* _Exercise details_
Would you copy out the whole listing exactly as given?

* _Stored rows_
========
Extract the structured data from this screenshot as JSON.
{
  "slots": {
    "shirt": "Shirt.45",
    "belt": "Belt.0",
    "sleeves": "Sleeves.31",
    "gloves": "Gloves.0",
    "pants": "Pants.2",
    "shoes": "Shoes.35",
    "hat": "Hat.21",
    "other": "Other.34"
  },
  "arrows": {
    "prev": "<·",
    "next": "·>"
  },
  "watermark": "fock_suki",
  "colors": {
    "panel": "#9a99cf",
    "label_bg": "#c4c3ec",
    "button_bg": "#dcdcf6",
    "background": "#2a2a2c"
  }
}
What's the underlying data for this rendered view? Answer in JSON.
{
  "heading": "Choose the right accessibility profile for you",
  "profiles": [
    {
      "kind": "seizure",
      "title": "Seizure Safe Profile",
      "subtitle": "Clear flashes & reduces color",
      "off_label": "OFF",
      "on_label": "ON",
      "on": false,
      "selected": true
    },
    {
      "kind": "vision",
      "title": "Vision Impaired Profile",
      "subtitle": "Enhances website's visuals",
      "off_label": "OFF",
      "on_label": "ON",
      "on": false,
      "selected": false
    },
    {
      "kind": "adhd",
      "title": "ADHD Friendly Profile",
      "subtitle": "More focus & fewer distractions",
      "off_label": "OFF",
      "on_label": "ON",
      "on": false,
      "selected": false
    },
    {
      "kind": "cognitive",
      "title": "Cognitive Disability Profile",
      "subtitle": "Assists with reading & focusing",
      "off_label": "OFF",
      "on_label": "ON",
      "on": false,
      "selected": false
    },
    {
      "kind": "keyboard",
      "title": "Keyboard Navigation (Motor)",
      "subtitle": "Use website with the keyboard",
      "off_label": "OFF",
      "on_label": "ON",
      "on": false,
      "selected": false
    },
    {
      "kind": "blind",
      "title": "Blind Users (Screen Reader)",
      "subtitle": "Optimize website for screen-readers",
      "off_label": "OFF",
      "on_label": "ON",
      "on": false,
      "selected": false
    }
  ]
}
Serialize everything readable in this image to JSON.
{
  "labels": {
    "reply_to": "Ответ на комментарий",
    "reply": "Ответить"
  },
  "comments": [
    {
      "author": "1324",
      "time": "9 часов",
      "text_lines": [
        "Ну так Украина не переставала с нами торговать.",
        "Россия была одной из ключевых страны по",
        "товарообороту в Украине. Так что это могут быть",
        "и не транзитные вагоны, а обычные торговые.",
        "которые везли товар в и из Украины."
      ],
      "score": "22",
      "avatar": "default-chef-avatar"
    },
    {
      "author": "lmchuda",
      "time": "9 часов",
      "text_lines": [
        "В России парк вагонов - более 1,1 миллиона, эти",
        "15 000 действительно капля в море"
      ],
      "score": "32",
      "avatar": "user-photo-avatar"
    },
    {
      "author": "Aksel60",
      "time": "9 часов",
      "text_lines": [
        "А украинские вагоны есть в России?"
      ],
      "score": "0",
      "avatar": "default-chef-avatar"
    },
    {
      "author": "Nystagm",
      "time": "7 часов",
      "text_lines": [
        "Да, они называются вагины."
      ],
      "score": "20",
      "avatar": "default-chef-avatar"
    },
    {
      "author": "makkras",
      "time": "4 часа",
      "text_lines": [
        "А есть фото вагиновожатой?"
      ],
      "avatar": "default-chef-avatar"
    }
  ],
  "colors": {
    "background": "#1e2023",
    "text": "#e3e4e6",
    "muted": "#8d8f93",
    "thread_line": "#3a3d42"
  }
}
========
* _Result_
Extract the structured data from this screenshot as JSON.
{
  "slots": {
    "shirt": "Shirt.45",
    "belt": "Belt.0",
    "sleeves": "Sleeves.31",
    "gloves": "Gloves.0",
    "pants": "Pants.2",
    "shoes": "Shoes.35",
    "hat": "Hat.21",
    "other": "Other.34"
  },
  "arrows": {
    "prev": "<·",
    "next": "·>"
  },
  "watermark": "fock_suki",
  "colors": {
    "panel": "#9a99cf",
    "label_bg": "#c4c3ec",
    "button_bg": "#dcdcf6",
    "background": "#2a2a2c"
  }
}
What's the underlying data for this rendered view? Answer in JSON.
{
  "heading": "Choose the right accessibility profile for you",
  "profiles": [
    {
      "kind": "seizure",
      "title": "Seizure Safe Profile",
      "subtitle": "Clear flashes & reduces color",
      "off_label": "OFF",
      "on_label": "ON",
      "on": false,
      "selected": true
    },
    {
      "kind": "vision",
      "title": "Vision Impaired Profile",
      "subtitle": "Enhances website's visuals",
      "off_label": "OFF",
      "on_label": "ON",
      "on": false,
      "selected": false
    },
    {
      "kind": "adhd",
      "title": "ADHD Friendly Profile",
      "subtitle": "More focus & fewer distractions",
      "off_label": "OFF",
      "on_label": "ON",
      "on": false,
      "selected": false
    },
    {
      "kind": "cognitive",
      "title": "Cognitive Disability Profile",
      "subtitle": "Assists with reading & focusing",
      "off_label": "OFF",
      "on_label": "ON",
      "on": false,
      "selected": false
    },
    {
      "kind": "keyboard",
      "title": "Keyboard Navigation (Motor)",
      "subtitle": "Use website with the keyboard",
      "off_label": "OFF",
      "on_label": "ON",
      "on": false,
      "selected": false
    },
    {
      "kind": "blind",
      "title": "Blind Users (Screen Reader)",
      "subtitle": "Optimize website for screen-readers",
      "off_label": "OFF",
      "on_label": "ON",
      "on": false,
      "selected": false
    }
  ]
}
Serialize everything readable in this image to JSON.
{
  "labels": {
    "reply_to": "Ответ на комментарий",
    "reply": "Ответить"
  },
  "comments": [
    {
      "author": "1324",
      "time": "9 часов",
      "text_lines": [
        "Ну так Украина не переставала с нами торговать.",
        "Россия была одной из ключевых страны по",
        "товарообороту в Украине. Так что это могут быть",
        "и не транзитные вагоны, а обычные торговые.",
        "которые везли товар в и из Украины."
      ],
      "score": "22",
      "avatar": "default-chef-avatar"
    },
    {
      "author": "lmchuda",
      "time": "9 часов",
      "text_lines": [
        "В России парк вагонов - более 1,1 миллиона, эти",
        "15 000 действительно капля в море"
      ],
      "score": "32",
      "avatar": "user-photo-avatar"
    },
    {
      "author": "Aksel60",
      "time": "9 часов",
      "text_lines": [
        "А украинские вагоны есть в России?"
      ],
      "score": "0",
      "avatar": "default-chef-avatar"
    },
    {
      "author": "Nystagm",
      "time": "7 часов",
      "text_lines": [
        "Да, они называются вагины."
      ],
      "score": "20",
      "avatar": "default-chef-avatar"
    },
    {
      "author": "makkras",
      "time": "4 часа",
      "text_lines": [
        "А есть фото вагиновожатой?"
      ],
      "avatar": "default-chef-avatar"
    }
  ],
  "colors": {
    "background": "#1e2023",
    "text": "#e3e4e6",
    "muted": "#8d8f93",
    "thread_line": "#3a3d42"
  }
}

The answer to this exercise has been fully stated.